> **Instructions for the task**
Write the material out again, line by line, exactly as it is.
============
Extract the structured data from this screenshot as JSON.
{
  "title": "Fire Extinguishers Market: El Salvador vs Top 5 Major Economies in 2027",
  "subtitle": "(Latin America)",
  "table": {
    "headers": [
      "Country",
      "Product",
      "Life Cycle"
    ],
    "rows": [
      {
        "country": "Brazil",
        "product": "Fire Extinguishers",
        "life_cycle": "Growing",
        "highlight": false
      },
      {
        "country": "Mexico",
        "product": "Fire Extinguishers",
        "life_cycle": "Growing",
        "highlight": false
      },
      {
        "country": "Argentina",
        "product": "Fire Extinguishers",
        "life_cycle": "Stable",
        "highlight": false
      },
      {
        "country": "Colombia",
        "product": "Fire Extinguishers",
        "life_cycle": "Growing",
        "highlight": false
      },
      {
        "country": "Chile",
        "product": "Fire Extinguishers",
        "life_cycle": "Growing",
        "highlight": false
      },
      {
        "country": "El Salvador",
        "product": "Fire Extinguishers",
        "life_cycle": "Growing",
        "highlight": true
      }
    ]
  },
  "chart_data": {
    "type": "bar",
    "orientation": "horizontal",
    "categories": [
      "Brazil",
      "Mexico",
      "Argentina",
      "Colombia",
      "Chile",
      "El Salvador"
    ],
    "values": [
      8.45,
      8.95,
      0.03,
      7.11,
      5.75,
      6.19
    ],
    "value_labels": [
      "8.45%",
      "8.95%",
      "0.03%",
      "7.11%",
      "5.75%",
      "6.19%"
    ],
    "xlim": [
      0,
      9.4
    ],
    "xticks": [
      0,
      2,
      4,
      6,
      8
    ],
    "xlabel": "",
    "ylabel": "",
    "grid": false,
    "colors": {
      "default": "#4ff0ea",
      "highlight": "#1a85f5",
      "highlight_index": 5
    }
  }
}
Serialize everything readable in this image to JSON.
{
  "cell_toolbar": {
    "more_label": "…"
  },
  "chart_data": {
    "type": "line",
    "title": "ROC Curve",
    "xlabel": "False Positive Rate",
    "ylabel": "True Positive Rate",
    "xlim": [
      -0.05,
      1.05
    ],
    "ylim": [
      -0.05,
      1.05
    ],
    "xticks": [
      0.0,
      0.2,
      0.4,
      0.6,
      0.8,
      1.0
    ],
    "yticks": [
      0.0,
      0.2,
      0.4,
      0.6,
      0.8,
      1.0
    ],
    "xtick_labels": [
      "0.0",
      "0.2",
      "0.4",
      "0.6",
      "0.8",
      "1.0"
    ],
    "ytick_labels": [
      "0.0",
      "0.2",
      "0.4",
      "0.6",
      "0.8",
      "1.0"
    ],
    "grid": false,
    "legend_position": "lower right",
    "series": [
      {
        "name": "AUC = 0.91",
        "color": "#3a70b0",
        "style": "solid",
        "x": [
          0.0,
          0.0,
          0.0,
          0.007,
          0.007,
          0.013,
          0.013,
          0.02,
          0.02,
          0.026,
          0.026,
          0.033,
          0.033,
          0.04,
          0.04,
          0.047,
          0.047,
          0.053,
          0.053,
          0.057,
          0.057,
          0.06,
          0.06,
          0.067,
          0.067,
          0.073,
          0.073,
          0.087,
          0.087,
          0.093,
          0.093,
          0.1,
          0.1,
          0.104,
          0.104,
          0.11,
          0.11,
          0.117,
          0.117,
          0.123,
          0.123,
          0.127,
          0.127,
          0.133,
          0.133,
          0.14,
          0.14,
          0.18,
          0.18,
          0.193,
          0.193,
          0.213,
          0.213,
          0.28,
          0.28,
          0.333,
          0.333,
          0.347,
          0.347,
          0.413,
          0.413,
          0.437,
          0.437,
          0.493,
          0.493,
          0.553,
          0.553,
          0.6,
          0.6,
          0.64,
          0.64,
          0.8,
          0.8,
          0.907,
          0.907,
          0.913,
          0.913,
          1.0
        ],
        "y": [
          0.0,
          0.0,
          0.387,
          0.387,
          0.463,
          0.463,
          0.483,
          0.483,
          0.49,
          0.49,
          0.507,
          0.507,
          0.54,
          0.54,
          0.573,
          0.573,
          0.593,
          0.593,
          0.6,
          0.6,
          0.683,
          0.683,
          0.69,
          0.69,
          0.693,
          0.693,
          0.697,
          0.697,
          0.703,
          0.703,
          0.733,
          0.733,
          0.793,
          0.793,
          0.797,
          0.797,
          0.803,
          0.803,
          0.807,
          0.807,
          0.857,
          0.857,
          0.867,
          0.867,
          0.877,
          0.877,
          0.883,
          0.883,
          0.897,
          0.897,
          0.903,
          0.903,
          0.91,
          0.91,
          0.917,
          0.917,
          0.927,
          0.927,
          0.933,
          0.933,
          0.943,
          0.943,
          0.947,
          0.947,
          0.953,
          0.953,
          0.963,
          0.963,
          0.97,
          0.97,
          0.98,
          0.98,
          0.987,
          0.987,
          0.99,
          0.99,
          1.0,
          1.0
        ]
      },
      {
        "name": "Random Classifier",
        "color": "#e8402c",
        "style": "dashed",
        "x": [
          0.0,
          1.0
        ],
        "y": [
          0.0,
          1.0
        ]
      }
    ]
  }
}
============
> **Complete answer**
Extract the structured data from this screenshot as JSON.
{
  "title": "Fire Extinguishers Market: El Salvador vs Top 5 Major Economies in 2027",
  "subtitle": "(Latin America)",
  "table": {
    "headers": [
      "Country",
      "Product",
      "Life Cycle"
    ],
    "rows": [
      {
        "country": "Brazil",
        "product": "Fire Extinguishers",
        "life_cycle": "Growing",
        "highlight": false
      },
      {
        "country": "Mexico",
        "product": "Fire Extinguishers",
        "life_cycle": "Growing",
        "highlight": false
      },
      {
        "country": "Argentina",
        "product": "Fire Extinguishers",
        "life_cycle": "Stable",
        "highlight": false
      },
      {
        "country": "Colombia",
        "product": "Fire Extinguishers",
        "life_cycle": "Growing",
        "highlight": false
      },
      {
        "country": "Chile",
        "product": "Fire Extinguishers",
        "life_cycle": "Growing",
        "highlight": false
      },
      {
        "country": "El Salvador",
        "product": "Fire Extinguishers",
        "life_cycle": "Growing",
        "highlight": true
      }
    ]
  },
  "chart_data": {
    "type": "bar",
    "orientation": "horizontal",
    "categories": [
      "Brazil",
      "Mexico",
      "Argentina",
      "Colombia",
      "Chile",
      "El Salvador"
    ],
    "values": [
      8.45,
      8.95,
      0.03,
      7.11,
      5.75,
      6.19
    ],
    "value_labels": [
      "8.45%",
      "8.95%",
      "0.03%",
      "7.11%",
      "5.75%",
      "6.19%"
    ],
    "xlim": [
      0,
      9.4
    ],
    "xticks": [
      0,
      2,
      4,
      6,
      8
    ],
    "xlabel": "",
    "ylabel": "",
    "grid": false,
    "colors": {
      "default": "#4ff0ea",
      "highlight": "#1a85f5",
      "highlight_index": 5
    }
  }
}
Serialize everything readable in this image to JSON.
{
  "cell_toolbar": {
    "more_label": "…"
  },
  "chart_data": {
    "type": "line",
    "title": "ROC Curve",
    "xlabel": "False Positive Rate",
    "ylabel": "True Positive Rate",
    "xlim": [
      -0.05,
      1.05
    ],
    "ylim": [
      -0.05,
      1.05
    ],
    "xticks": [
      0.0,
      0.2,
      0.4,
      0.6,
      0.8,
      1.0
    ],
    "yticks": [
      0.0,
      0.2,
      0.4,
      0.6,
      0.8,
      1.0
    ],
    "xtick_labels": [
      "0.0",
      "0.2",
      "0.4",
      "0.6",
      "0.8",
      "1.0"
    ],
    "ytick_labels": [
      "0.0",
      "0.2",
      "0.4",
      "0.6",
      "0.8",
      "1.0"
    ],
    "grid": false,
    "legend_position": "lower right",
    "series": [
      {
        "name": "AUC = 0.91",
        "color": "#3a70b0",
        "style": "solid",
        "x": [
          0.0,
          0.0,
          0.0,
          0.007,
          0.007,
          0.013,
          0.013,
          0.02,
          0.02,
          0.026,
          0.026,
          0.033,
          0.033,
          0.04,
          0.04,
          0.047,
          0.047,
          0.053,
          0.053,
          0.057,
          0.057,
          0.06,
          0.06,
          0.067,
          0.067,
          0.073,
          0.073,
          0.087,
          0.087,
          0.093,
          0.093,
          0.1,
          0.1,
          0.104,
          0.104,
          0.11,
          0.11,
          0.117,
          0.117,
          0.123,
          0.123,
          0.127,
          0.127,
          0.133,
          0.133,
          0.14,
          0.14,
          0.18,
          0.18,
          0.193,
          0.193,
          0.213,
          0.213,
          0.28,
          0.28,
          0.333,
          0.333,
          0.347,
          0.347,
          0.413,
          0.413,
          0.437,
          0.437,
          0.493,
          0.493,
          0.553,
          0.553,
          0.6,
          0.6,
          0.64,
          0.64,
          0.8,
          0.8,
          0.907,
          0.907,
          0.913,
          0.913,
          1.0
        ],
        "y": [
          0.0,
          0.0,
          0.387,
          0.387,
          0.463,
          0.463,
          0.483,
          0.483,
          0.49,
          0.49,
          0.507,
          0.507,
          0.54,
          0.54,
          0.573,
          0.573,
          0.593,
          0.593,
          0.6,
          0.6,
          0.683,
          0.683,
          0.69,
          0.69,
          0.693,
          0.693,
          0.697,
          0.697,
          0.703,
          0.703,
          0.733,
          0.733,
          0.793,
          0.793,
          0.797,
          0.797,
          0.803,
          0.803,
          0.807,
          0.807,
          0.857,
          0.857,
          0.867,
          0.867,
          0.877,
          0.877,
          0.883,
          0.883,
          0.897,
          0.897,
          0.903,
          0.903,
          0.91,
          0.91,
          0.917,
          0.917,
          0.927,
          0.927,
          0.933,
          0.933,
          0.943,
          0.943,
          0.947,
          0.947,
          0.953,
          0.953,
          0.963,
          0.963,
          0.97,
          0.97,
          0.98,
          0.98,
          0.987,
          0.987,
          0.99,
          0.99,
          1.0,
          1.0
        ]
      },
      {
        "name": "Random Classifier",
        "color": "#e8402c",
        "style": "dashed",
        "x": [
          0.0,
          1.0
        ],
        "y": [
          0.0,
          1.0
        ]
      }
    ]
  }
}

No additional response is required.